GETOONDE TEKST:
──────────────────────────────

Indien bij de uitwerking van de zoekgebieden blijkt dat er bij een project sprake is van mogelijke negatieve impact op natuur, zal dit aanleiding zijn na te gaan of een andere locatie, ontwerp of invulling van het project mogelijk is binnen de geselecteerde zoekgebieden. Als dat niet lukt, zullen de effecten van projecten moeten worden gemitigeerd, respectievelijk gecompenseerd, bijvoorbeeld door elders compenserende natuur aan te leggen. Indien ook dit onvoldoende bijdraagt aan de ecologische instandhoudingsdoelen, zal er geen vergunning voor het project kunnen worden verstrekt.
Klopt het dat energiebedrijven ontheffingen hebben aangevraagd of verkregen om 175 windturbines in Natura2000- gebied te plaatsen?7 Zo ja, hoeveel ontheffingen zijn al vergeven en op welke grond zijn deze gegeven? Zo nee, wat is de stand van zaken?
Provincies zijn bevoegd gezag voor het verlenen van ontheffingen of vrijstellingen voor soorten en vergunningen voor Natura 2000. Wij hebben geen overzicht van hoeveel en welke aanvragen alle provincies hebben bereikt en welke daarvan een ontheffing Wnb hebben gekregen.
Of realisatie binnen of buiten een Natura 2000-gebied plaatsvindt, is geen apart verplichte toetsing die door de Wnb wordt voorgeschreven. Voor plaatsing binnen Natura 2000-gebieden gelden – naast de algemene toetsing op natuur en landschap – extra toetsingscriteria om de effecten op de instandhoudingsdoelen te beperken. Voor plaatsing dicht bij Natura 2000-gebieden gelden ook extra toetsingscriteria waarbij effecten op de instandhoudingsdoelen via externe werking worden meegewogen.
Het is ons bekend dat er enkele windprojecten in Natura 2000-gebieden zijn of worden gerealiseerd. Vanzelfsprekend zijn deze projecten getoetst aan de wettelijke instandhoudingsdoelen.
Klopt het dat energiebedrijven ontheffingen hebben aangevraagd of verkregen om 125 windturbines pal naast beschermde natuurgebieden te plaatsen? Zo ja, hoeveel ontheffingen zijn al vergeven en op welke grond zijn deze gegeven? Zo nee, wat is de stand van zaken?
Zie antwoord vraag 10.

──────────────────────────────

AANGELEVERDE DATA:
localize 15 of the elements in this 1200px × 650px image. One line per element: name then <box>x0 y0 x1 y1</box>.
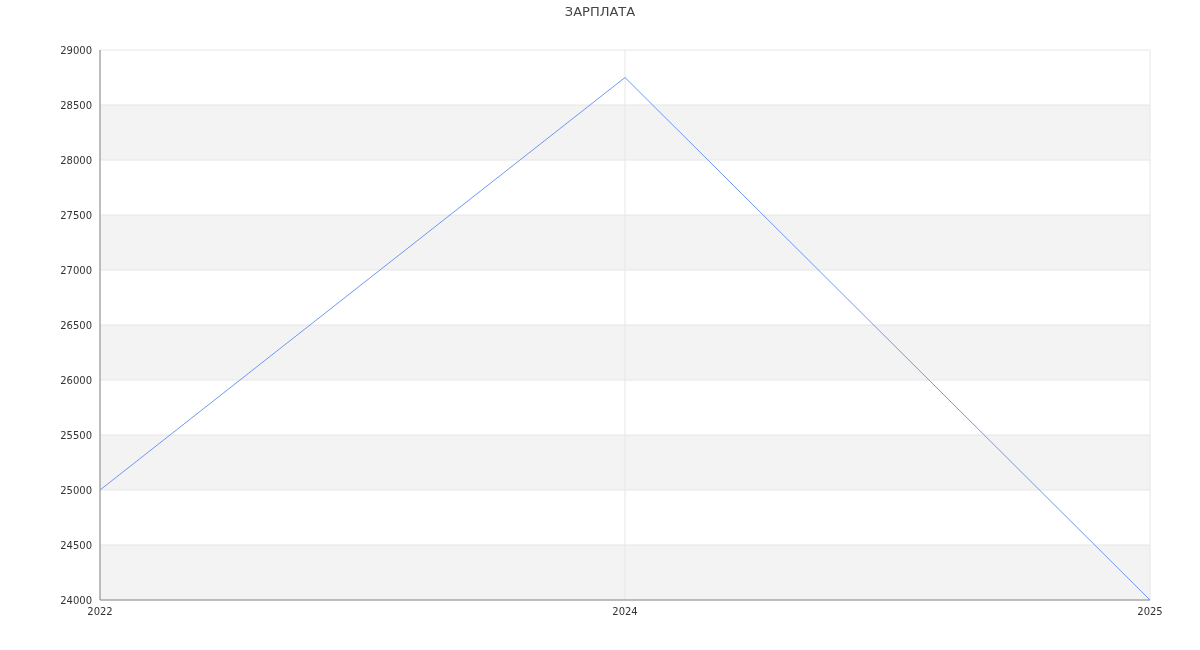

──────────────────────────────

SCHRIFTELIJKE OPGAVE: Kun je uit de getoonde tekst het stuk van "Het is ons bekend" tot en met "antwoord vraag 10." woord voor woord noteren?

VOLLEDIGE UITVOER:
Het is ons bekend dat er enkele windprojecten in Natura 2000-gebieden zijn of worden gerealiseerd. Vanzelfsprekend zijn deze projecten getoetst aan de wettelijke instandhoudingsdoelen.
Klopt het dat energiebedrijven ontheffingen hebben aangevraagd of verkregen om 125 windturbines pal naast beschermde natuurgebieden te plaatsen? Zo ja, hoeveel ontheffingen zijn al vergeven en op welke grond zijn deze gegeven? Zo nee, wat is de stand van zaken?
Zie antwoord vraag 10.